━━━ Extracted data

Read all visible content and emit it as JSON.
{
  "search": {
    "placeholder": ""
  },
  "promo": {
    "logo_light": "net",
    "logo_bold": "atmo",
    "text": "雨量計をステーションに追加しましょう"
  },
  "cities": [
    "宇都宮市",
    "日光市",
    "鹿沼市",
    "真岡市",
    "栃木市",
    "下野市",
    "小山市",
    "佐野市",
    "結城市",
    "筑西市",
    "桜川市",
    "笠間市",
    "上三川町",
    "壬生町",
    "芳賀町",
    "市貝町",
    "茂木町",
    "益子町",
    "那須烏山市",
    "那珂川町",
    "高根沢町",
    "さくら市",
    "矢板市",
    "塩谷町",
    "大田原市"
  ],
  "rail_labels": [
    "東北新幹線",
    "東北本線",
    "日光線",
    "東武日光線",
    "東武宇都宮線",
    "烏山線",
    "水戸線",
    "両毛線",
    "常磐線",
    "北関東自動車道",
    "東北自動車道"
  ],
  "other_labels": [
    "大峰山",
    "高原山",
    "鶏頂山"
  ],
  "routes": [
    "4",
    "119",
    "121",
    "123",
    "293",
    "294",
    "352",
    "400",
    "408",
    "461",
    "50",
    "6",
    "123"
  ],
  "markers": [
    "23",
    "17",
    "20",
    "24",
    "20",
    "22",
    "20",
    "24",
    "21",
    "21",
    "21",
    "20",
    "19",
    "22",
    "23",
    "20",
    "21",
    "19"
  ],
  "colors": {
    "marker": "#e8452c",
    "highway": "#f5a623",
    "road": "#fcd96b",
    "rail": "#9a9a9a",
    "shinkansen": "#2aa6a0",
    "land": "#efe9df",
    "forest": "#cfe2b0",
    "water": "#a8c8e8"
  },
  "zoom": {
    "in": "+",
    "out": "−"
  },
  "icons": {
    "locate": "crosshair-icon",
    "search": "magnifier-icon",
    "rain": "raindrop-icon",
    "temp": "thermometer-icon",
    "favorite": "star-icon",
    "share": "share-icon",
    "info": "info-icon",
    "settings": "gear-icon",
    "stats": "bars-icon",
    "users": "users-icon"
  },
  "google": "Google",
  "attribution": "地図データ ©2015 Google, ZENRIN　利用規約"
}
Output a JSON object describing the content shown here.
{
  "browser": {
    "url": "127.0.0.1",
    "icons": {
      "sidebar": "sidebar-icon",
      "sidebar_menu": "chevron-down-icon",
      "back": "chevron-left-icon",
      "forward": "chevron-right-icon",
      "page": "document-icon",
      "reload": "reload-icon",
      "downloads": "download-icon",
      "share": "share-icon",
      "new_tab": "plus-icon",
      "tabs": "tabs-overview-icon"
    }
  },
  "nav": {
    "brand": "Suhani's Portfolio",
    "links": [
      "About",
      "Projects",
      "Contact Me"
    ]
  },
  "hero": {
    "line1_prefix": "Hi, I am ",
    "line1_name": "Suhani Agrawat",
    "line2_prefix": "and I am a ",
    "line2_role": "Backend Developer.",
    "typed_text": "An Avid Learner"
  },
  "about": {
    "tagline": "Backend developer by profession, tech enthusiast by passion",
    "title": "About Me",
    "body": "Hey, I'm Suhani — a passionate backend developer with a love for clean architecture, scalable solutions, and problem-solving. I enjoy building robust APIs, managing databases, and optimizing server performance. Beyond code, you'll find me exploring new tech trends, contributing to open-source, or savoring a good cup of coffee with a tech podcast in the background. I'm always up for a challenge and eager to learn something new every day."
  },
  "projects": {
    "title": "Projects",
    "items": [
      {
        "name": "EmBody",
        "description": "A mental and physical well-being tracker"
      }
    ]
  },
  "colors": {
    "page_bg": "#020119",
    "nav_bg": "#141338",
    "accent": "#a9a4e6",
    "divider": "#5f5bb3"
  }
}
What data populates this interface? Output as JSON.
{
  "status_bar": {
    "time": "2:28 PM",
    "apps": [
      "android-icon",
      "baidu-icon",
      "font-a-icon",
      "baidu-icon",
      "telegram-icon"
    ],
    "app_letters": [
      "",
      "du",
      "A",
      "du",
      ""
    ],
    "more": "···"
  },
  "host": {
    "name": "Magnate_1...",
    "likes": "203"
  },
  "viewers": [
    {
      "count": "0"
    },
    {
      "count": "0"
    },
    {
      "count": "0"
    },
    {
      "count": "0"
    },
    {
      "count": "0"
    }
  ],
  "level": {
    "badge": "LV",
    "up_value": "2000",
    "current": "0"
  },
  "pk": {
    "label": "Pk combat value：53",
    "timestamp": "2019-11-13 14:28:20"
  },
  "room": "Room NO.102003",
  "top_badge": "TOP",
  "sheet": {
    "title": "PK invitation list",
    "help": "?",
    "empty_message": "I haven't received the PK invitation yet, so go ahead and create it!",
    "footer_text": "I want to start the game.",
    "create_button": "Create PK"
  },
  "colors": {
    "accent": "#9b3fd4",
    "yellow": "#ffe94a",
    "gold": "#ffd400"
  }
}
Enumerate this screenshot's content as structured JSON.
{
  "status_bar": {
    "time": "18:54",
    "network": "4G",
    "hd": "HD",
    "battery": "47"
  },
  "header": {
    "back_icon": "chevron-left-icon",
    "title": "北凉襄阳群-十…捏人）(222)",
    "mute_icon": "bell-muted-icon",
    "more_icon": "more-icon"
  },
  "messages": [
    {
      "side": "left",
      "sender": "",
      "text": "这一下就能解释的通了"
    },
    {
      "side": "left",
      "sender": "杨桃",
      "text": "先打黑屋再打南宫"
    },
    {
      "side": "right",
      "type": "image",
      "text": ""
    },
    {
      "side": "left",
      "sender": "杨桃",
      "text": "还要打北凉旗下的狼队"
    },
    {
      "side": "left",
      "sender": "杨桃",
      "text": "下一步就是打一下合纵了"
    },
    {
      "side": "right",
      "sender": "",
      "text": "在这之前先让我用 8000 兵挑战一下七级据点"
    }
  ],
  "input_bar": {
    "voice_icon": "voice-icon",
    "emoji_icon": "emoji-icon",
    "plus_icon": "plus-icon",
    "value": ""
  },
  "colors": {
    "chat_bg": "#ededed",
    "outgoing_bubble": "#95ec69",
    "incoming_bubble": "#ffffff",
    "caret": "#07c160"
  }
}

━━━━━━

Extract each line from the listing above, please, and repeat it exactly.

Read all visible content and emit it as JSON.
{
  "search": {
    "placeholder": ""
  },
  "promo": {
    "logo_light": "net",
    "logo_bold": "atmo",
    "text": "雨量計をステーションに追加しましょう"
  },
  "cities": [
    "宇都宮市",
    "日光市",
    "鹿沼市",
    "真岡市",
    "栃木市",
    "下野市",
    "小山市",
    "佐野市",
    "結城市",
    "筑西市",
    "桜川市",
    "笠間市",
    "上三川町",
    "壬生町",
    "芳賀町",
    "市貝町",
    "茂木町",
    "益子町",
    "那須烏山市",
    "那珂川町",
    "高根沢町",
    "さくら市",
    "矢板市",
    "塩谷町",
    "大田原市"
  ],
  "rail_labels": [
    "東北新幹線",
    "東北本線",
    "日光線",
    "東武日光線",
    "東武宇都宮線",
    "烏山線",
    "水戸線",
    "両毛線",
    "常磐線",
    "北関東自動車道",
    "東北自動車道"
  ],
  "other_labels": [
    "大峰山",
    "高原山",
    "鶏頂山"
  ],
  "routes": [
    "4",
    "119",
    "121",
    "123",
    "293",
    "294",
    "352",
    "400",
    "408",
    "461",
    "50",
    "6",
    "123"
  ],
  "markers": [
    "23",
    "17",
    "20",
    "24",
    "20",
    "22",
    "20",
    "24",
    "21",
    "21",
    "21",
    "20",
    "19",
    "22",
    "23",
    "20",
    "21",
    "19"
  ],
  "colors": {
    "marker": "#e8452c",
    "highway": "#f5a623",
    "road": "#fcd96b",
    "rail": "#9a9a9a",
    "shinkansen": "#2aa6a0",
    "land": "#efe9df",
    "forest": "#cfe2b0",
    "water": "#a8c8e8"
  },
  "zoom": {
    "in": "+",
    "out": "−"
  },
  "icons": {
    "locate": "crosshair-icon",
    "search": "magnifier-icon",
    "rain": "raindrop-icon",
    "temp": "thermometer-icon",
    "favorite": "star-icon",
    "share": "share-icon",
    "info": "info-icon",
    "settings": "gear-icon",
    "stats": "bars-icon",
    "users": "users-icon"
  },
  "google": "Google",
  "attribution": "地図データ ©2015 Google, ZENRIN　利用規約"
}
Output a JSON object describing the content shown here.
{
  "browser": {
    "url": "127.0.0.1",
    "icons": {
      "sidebar": "sidebar-icon",
      "sidebar_menu": "chevron-down-icon",
      "back": "chevron-left-icon",
      "forward": "chevron-right-icon",
      "page": "document-icon",
      "reload": "reload-icon",
      "downloads": "download-icon",
      "share": "share-icon",
      "new_tab": "plus-icon",
      "tabs": "tabs-overview-icon"
    }
  },
  "nav": {
    "brand": "Suhani's Portfolio",
    "links": [
      "About",
      "Projects",
      "Contact Me"
    ]
  },
  "hero": {
    "line1_prefix": "Hi, I am ",
    "line1_name": "Suhani Agrawat",
    "line2_prefix": "and I am a ",
    "line2_role": "Backend Developer.",
    "typed_text": "An Avid Learner"
  },
  "about": {
    "tagline": "Backend developer by profession, tech enthusiast by passion",
    "title": "About Me",
    "body": "Hey, I'm Suhani — a passionate backend developer with a love for clean architecture, scalable solutions, and problem-solving. I enjoy building robust APIs, managing databases, and optimizing server performance. Beyond code, you'll find me exploring new tech trends, contributing to open-source, or savoring a good cup of coffee with a tech podcast in the background. I'm always up for a challenge and eager to learn something new every day."
  },
  "projects": {
    "title": "Projects",
    "items": [
      {
        "name": "EmBody",
        "description": "A mental and physical well-being tracker"
      }
    ]
  },
  "colors": {
    "page_bg": "#020119",
    "nav_bg": "#141338",
    "accent": "#a9a4e6",
    "divider": "#5f5bb3"
  }
}
What data populates this interface? Output as JSON.
{
  "status_bar": {
    "time": "2:28 PM",
    "apps": [
      "android-icon",
      "baidu-icon",
      "font-a-icon",
      "baidu-icon",
      "telegram-icon"
    ],
    "app_letters": [
      "",
      "du",
      "A",
      "du",
      ""
    ],
    "more": "···"
  },
  "host": {
    "name": "Magnate_1...",
    "likes": "203"
  },
  "viewers": [
    {
      "count": "0"
    },
    {
      "count": "0"
    },
    {
      "count": "0"
    },
    {
      "count": "0"
    },
    {
      "count": "0"
    }
  ],
  "level": {
    "badge": "LV",
    "up_value": "2000",
    "current": "0"
  },
  "pk": {
    "label": "Pk combat value：53",
    "timestamp": "2019-11-13 14:28:20"
  },
  "room": "Room NO.102003",
  "top_badge": "TOP",
  "sheet": {
    "title": "PK invitation list",
    "help": "?",
    "empty_message": "I haven't received the PK invitation yet, so go ahead and create it!",
    "footer_text": "I want to start the game.",
    "create_button": "Create PK"
  },
  "colors": {
    "accent": "#9b3fd4",
    "yellow": "#ffe94a",
    "gold": "#ffd400"
  }
}
Enumerate this screenshot's content as structured JSON.
{
  "status_bar": {
    "time": "18:54",
    "network": "4G",
    "hd": "HD",
    "battery": "47"
  },
  "header": {
    "back_icon": "chevron-left-icon",
    "title": "北凉襄阳群-十…捏人）(222)",
    "mute_icon": "bell-muted-icon",
    "more_icon": "more-icon"
  },
  "messages": [
    {
      "side": "left",
      "sender": "",
      "text": "这一下就能解释的通了"
    },
    {
      "side": "left",
      "sender": "杨桃",
      "text": "先打黑屋再打南宫"
    },
    {
      "side": "right",
      "type": "image",
      "text": ""
    },
    {
      "side": "left",
      "sender": "杨桃",
      "text": "还要打北凉旗下的狼队"
    },
    {
      "side": "left",
      "sender": "杨桃",
      "text": "下一步就是打一下合纵了"
    },
    {
      "side": "right",
      "sender": "",
      "text": "在这之前先让我用 8000 兵挑战一下七级据点"
    }
  ],
  "input_bar": {
    "voice_icon": "voice-icon",
    "emoji_icon": "emoji-icon",
    "plus_icon": "plus-icon",
    "value": ""
  },
  "colors": {
    "chat_bg": "#ededed",
    "outgoing_bubble": "#95ec69",
    "incoming_bubble": "#ffffff",
    "caret": "#07c160"
  }
}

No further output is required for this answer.